**Your goal:** The data must be returned in full and exactly as given.

**Information supplied:**

▬▬▬▬▬▬

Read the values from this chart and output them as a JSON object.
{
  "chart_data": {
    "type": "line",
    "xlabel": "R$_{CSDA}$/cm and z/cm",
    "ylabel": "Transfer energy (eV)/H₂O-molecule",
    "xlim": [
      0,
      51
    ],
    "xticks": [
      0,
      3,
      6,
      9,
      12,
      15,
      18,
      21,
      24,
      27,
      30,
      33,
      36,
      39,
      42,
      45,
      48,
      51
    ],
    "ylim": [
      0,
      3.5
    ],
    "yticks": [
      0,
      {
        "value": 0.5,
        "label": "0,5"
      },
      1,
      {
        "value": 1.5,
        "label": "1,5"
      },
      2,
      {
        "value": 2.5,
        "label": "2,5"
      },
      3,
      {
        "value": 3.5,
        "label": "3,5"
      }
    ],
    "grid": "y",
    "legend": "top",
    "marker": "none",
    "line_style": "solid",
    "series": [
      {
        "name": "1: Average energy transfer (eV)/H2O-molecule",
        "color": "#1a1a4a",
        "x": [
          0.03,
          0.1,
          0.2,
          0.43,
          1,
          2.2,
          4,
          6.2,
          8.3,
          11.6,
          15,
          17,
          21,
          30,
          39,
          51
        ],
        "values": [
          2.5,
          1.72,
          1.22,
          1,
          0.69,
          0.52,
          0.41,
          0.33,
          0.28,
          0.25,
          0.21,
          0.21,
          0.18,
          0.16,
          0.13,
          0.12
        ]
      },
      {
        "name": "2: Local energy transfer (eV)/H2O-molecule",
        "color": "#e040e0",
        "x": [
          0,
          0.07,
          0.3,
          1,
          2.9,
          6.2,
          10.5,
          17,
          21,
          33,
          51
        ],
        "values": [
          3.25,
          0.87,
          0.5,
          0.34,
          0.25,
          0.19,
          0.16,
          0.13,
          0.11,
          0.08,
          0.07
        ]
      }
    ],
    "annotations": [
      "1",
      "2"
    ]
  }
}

▬▬▬▬▬▬

**Response to this exercise:**
Read the values from this chart and output them as a JSON object.
{
  "chart_data": {
    "type": "line",
    "xlabel": "R$_{CSDA}$/cm and z/cm",
    "ylabel": "Transfer energy (eV)/H₂O-molecule",
    "xlim": [
      0,
      51
    ],
    "xticks": [
      0,
      3,
      6,
      9,
      12,
      15,
      18,
      21,
      24,
      27,
      30,
      33,
      36,
      39,
      42,
      45,
      48,
      51
    ],
    "ylim": [
      0,
      3.5
    ],
    "yticks": [
      0,
      {
        "value": 0.5,
        "label": "0,5"
      },
      1,
      {
        "value": 1.5,
        "label": "1,5"
      },
      2,
      {
        "value": 2.5,
        "label": "2,5"
      },
      3,
      {
        "value": 3.5,
        "label": "3,5"
      }
    ],
    "grid": "y",
    "legend": "top",
    "marker": "none",
    "line_style": "solid",
    "series": [
      {
        "name": "1: Average energy transfer (eV)/H2O-molecule",
        "color": "#1a1a4a",
        "x": [
          0.03,
          0.1,
          0.2,
          0.43,
          1,
          2.2,
          4,
          6.2,
          8.3,
          11.6,
          15,
          17,
          21,
          30,
          39,
          51
        ],
        "values": [
          2.5,
          1.72,
          1.22,
          1,
          0.69,
          0.52,
          0.41,
          0.33,
          0.28,
          0.25,
          0.21,
          0.21,
          0.18,
          0.16,
          0.13,
          0.12
        ]
      },
      {
        "name": "2: Local energy transfer (eV)/H2O-molecule",
        "color": "#e040e0",
        "x": [
          0,
          0.07,
          0.3,
          1,
          2.9,
          6.2,
          10.5,
          17,
          21,
          33,
          51
        ],
        "values": [
          3.25,
          0.87,
          0.5,
          0.34,
          0.25,
          0.19,
          0.16,
          0.13,
          0.11,
          0.08,
          0.07
        ]
      }
    ],
    "annotations": [
      "1",
      "2"
    ]
  }
}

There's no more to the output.